* _Your objective_: Each entry below is to be given again word for word, with no pictures.
=== Records for the exercise ===
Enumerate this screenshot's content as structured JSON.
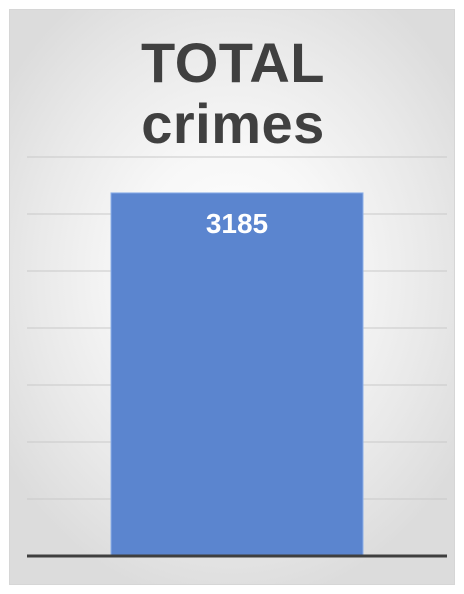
{
  "chart_data": {
    "type": "bar",
    "title_lines": [
      "TOTAL",
      "crimes"
    ],
    "categories": [
      ""
    ],
    "values": [
      3185
    ],
    "ylim": [
      0,
      3500
    ],
    "grid": true,
    "axes_visible": false,
    "legend": "none",
    "data_labels": [
      "3185"
    ],
    "bar_color": "#5b85cf",
    "bar_edge_color": "#8db0e8",
    "gridline_color": "#c9c9c9",
    "baseline_color": "#3f3f3f",
    "title_color": "#404040"
  }
}
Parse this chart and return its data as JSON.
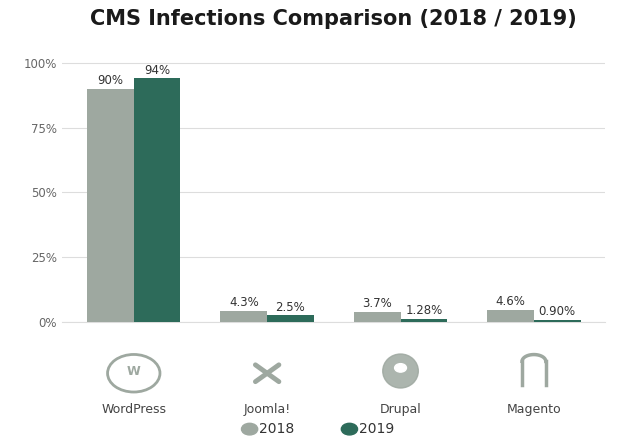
{
  "title": "CMS Infections Comparison (2018 / 2019)",
  "categories": [
    "WordPress",
    "Joomla!",
    "Drupal",
    "Magento"
  ],
  "values_2018": [
    90,
    4.3,
    3.7,
    4.6
  ],
  "values_2019": [
    94,
    2.5,
    1.28,
    0.9
  ],
  "labels_2018": [
    "90%",
    "4.3%",
    "3.7%",
    "4.6%"
  ],
  "labels_2019": [
    "94%",
    "2.5%",
    "1.28%",
    "0.90%"
  ],
  "color_2018": "#9EA8A0",
  "color_2019": "#2D6B5A",
  "bar_width": 0.35,
  "ylim": [
    0,
    107
  ],
  "yticks": [
    0,
    25,
    50,
    75,
    100
  ],
  "yticklabels": [
    "0%",
    "25%",
    "50%",
    "75%",
    "100%"
  ],
  "background_color": "#FFFFFF",
  "title_fontsize": 15,
  "legend_labels": [
    "2018",
    "2019"
  ],
  "grid_color": "#DDDDDD",
  "icon_unicode": [
    "ⓦ",
    "ⓙ",
    "ⓓ",
    "ⓜ"
  ],
  "icon_color": "#9EA8A0"
}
===
* _Reply_:
Enumerate this screenshot's content as structured JSON.
{
  "chart_data": {
    "type": "bar",
    "title_lines": [
      "TOTAL",
      "crimes"
    ],
    "categories": [
      ""
    ],
    "values": [
      3185
    ],
    "ylim": [
      0,
      3500
    ],
    "grid": true,
    "axes_visible": false,
    "legend": "none",
    "data_labels": [
      "3185"
    ],
    "bar_color": "#5b85cf",
    "bar_edge_color": "#8db0e8",
    "gridline_color": "#c9c9c9",
    "baseline_color": "#3f3f3f",
    "title_color": "#404040"
  }
}
Parse this chart and return its data as JSON.
{
  "title": "CMS Infections Comparison (2018 / 2019)",
  "categories": [
    "WordPress",
    "Joomla!",
    "Drupal",
    "Magento"
  ],
  "values_2018": [
    90,
    4.3,
    3.7,
    4.6
  ],
  "values_2019": [
    94,
    2.5,
    1.28,
    0.9
  ],
  "labels_2018": [
    "90%",
    "4.3%",
    "3.7%",
    "4.6%"
  ],
  "labels_2019": [
    "94%",
    "2.5%",
    "1.28%",
    "0.90%"
  ],
  "color_2018": "#9EA8A0",
  "color_2019": "#2D6B5A",
  "bar_width": 0.35,
  "ylim": [
    0,
    107
  ],
  "yticks": [
    0,
    25,
    50,
    75,
    100
  ],
  "yticklabels": [
    "0%",
    "25%",
    "50%",
    "75%",
    "100%"
  ],
  "background_color": "#FFFFFF",
  "title_fontsize": 15,
  "legend_labels": [
    "2018",
    "2019"
  ],
  "grid_color": "#DDDDDD",
  "icon_unicode": [
    "ⓦ",
    "ⓙ",
    "ⓓ",
    "ⓜ"
  ],
  "icon_color": "#9EA8A0"
}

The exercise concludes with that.